[Given problem] Say how many lines contain "name"; the answer is the number alone.

Some records:

....

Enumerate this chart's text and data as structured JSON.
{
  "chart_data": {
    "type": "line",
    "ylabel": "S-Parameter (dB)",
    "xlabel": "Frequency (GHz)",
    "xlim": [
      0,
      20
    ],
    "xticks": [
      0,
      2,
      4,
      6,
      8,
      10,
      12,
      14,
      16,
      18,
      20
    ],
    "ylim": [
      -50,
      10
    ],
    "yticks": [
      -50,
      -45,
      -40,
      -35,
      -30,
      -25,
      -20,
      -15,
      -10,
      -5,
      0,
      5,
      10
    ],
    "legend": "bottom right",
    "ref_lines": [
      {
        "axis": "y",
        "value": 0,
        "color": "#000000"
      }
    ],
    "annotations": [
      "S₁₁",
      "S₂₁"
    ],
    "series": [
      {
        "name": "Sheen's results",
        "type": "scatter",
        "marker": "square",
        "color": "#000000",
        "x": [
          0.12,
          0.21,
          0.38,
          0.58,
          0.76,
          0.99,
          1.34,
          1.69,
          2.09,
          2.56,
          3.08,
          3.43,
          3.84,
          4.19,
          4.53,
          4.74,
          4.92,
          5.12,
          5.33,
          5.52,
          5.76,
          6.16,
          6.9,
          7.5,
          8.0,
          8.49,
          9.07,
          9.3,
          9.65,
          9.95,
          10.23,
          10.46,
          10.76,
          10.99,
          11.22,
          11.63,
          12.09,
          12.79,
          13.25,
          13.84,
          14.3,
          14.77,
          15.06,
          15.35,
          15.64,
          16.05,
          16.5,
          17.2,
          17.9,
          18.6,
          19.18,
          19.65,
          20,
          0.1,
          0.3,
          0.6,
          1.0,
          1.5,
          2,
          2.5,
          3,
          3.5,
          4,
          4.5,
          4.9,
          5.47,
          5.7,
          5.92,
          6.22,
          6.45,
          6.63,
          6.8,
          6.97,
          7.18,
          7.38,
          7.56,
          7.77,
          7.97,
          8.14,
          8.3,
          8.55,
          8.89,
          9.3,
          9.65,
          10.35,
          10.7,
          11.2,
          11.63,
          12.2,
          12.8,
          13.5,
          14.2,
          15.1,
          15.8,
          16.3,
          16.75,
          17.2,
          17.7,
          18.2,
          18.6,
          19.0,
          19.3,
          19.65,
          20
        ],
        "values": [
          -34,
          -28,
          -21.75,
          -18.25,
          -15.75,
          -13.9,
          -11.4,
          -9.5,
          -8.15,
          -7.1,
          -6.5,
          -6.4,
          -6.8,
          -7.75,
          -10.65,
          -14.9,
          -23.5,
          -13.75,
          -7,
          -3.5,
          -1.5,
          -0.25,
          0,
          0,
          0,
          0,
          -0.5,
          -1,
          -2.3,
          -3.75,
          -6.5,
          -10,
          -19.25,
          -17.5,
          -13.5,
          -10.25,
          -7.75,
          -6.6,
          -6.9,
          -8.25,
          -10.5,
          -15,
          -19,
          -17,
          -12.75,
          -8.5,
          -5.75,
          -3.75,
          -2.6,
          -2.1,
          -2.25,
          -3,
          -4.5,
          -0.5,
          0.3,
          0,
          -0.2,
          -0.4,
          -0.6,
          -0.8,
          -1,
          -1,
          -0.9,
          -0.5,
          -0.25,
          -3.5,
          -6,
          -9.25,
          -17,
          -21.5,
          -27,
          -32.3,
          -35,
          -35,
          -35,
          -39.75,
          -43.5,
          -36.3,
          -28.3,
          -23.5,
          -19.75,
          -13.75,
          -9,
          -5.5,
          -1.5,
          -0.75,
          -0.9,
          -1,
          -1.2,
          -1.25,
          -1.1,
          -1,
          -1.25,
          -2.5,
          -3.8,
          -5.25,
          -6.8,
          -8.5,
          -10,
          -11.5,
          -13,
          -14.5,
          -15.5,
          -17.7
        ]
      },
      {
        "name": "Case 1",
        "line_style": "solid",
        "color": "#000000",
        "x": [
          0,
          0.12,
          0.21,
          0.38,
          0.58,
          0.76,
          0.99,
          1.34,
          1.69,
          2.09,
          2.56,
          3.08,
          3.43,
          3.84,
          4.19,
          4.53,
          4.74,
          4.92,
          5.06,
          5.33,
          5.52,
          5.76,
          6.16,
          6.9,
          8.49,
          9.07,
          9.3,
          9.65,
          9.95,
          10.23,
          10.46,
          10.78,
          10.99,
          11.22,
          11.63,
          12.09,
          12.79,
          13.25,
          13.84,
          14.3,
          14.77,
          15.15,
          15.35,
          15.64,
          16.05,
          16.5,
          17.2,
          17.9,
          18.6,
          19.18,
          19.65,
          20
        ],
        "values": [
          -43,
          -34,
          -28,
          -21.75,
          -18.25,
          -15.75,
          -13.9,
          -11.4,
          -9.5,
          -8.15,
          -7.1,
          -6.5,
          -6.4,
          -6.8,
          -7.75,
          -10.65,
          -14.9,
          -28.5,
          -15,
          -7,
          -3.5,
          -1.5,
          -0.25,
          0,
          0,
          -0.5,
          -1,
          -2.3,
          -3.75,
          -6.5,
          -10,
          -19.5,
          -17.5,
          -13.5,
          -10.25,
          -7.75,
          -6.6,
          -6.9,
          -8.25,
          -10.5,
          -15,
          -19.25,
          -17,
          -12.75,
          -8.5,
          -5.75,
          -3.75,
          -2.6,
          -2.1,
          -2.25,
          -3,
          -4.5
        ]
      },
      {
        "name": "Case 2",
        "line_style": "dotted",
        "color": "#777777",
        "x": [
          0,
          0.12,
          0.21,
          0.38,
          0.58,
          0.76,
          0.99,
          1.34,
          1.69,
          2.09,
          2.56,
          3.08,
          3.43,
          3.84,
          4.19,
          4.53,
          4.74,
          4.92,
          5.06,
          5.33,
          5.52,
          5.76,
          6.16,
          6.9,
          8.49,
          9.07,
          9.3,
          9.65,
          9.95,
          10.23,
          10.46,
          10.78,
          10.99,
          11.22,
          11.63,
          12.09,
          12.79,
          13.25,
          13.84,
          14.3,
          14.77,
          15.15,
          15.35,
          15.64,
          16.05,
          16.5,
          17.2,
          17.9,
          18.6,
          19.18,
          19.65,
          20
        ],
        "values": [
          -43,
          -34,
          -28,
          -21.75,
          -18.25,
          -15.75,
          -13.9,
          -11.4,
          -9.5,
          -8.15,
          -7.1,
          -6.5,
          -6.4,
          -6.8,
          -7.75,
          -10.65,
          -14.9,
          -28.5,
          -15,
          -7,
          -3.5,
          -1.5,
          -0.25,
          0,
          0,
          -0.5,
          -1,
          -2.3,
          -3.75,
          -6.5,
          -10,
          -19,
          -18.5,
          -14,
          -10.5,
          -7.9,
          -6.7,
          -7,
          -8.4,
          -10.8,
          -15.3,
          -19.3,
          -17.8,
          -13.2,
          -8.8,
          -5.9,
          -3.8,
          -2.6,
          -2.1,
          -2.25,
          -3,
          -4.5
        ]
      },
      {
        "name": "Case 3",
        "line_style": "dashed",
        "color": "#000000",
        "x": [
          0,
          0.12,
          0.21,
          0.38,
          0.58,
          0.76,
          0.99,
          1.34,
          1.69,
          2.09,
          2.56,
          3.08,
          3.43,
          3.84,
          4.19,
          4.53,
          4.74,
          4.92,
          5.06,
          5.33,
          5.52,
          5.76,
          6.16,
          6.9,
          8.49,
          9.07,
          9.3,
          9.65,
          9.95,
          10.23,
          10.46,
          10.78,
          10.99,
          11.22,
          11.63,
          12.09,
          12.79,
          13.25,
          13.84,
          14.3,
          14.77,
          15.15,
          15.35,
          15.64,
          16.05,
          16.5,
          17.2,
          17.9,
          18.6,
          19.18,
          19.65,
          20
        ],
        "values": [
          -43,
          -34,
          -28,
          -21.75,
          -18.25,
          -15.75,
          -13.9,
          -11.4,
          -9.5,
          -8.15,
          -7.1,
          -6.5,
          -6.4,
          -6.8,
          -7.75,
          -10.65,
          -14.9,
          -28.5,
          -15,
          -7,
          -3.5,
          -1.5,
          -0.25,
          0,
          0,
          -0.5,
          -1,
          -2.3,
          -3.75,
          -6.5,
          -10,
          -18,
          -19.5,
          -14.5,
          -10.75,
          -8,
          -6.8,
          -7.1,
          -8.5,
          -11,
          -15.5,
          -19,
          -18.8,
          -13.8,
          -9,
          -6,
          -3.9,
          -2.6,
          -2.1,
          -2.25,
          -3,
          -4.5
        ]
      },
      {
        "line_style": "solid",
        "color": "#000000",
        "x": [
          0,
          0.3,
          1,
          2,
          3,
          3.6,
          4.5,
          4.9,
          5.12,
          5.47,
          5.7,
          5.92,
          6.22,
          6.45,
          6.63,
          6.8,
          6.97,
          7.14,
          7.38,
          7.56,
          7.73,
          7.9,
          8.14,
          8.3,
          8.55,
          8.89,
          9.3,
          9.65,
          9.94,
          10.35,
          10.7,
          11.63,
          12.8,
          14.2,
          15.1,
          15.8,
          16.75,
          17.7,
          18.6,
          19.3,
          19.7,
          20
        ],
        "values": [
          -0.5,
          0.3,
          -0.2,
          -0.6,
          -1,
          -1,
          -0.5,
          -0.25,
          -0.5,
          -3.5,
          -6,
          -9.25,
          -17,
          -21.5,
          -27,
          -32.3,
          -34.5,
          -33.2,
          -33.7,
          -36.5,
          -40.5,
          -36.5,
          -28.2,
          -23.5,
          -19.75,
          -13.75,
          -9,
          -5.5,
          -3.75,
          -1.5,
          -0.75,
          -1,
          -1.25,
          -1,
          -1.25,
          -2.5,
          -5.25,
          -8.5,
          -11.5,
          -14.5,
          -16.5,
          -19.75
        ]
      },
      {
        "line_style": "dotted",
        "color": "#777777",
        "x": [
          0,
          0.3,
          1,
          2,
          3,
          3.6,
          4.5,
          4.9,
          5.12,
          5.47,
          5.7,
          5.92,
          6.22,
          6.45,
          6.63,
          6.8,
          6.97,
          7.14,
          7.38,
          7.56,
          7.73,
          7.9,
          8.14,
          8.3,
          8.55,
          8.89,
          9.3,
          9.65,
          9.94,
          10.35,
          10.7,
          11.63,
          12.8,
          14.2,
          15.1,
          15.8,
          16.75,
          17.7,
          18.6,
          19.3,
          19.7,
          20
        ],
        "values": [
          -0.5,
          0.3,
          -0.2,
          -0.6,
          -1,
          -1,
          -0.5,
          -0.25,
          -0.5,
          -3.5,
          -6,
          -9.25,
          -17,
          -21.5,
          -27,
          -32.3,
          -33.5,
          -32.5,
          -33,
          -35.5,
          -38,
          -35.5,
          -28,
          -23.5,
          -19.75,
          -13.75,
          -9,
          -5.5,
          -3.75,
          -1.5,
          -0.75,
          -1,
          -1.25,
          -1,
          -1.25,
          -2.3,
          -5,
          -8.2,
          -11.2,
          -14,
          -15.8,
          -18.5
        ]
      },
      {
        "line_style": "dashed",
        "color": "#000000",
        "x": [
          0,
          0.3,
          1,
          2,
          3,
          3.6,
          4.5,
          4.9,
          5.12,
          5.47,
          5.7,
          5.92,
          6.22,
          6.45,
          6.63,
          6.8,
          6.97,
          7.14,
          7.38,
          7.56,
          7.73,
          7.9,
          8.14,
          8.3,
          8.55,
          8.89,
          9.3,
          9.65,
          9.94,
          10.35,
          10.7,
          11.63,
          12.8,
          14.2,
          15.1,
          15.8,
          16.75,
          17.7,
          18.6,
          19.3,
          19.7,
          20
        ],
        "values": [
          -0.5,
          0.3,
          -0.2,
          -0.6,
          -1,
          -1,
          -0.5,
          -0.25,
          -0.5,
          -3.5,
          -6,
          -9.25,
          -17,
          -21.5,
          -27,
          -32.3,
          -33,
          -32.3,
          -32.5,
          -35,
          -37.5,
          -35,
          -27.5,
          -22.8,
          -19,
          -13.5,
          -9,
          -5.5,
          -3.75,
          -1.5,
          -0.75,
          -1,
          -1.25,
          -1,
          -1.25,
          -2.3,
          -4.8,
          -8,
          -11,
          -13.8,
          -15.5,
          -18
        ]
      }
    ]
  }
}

....

[Correct response] 4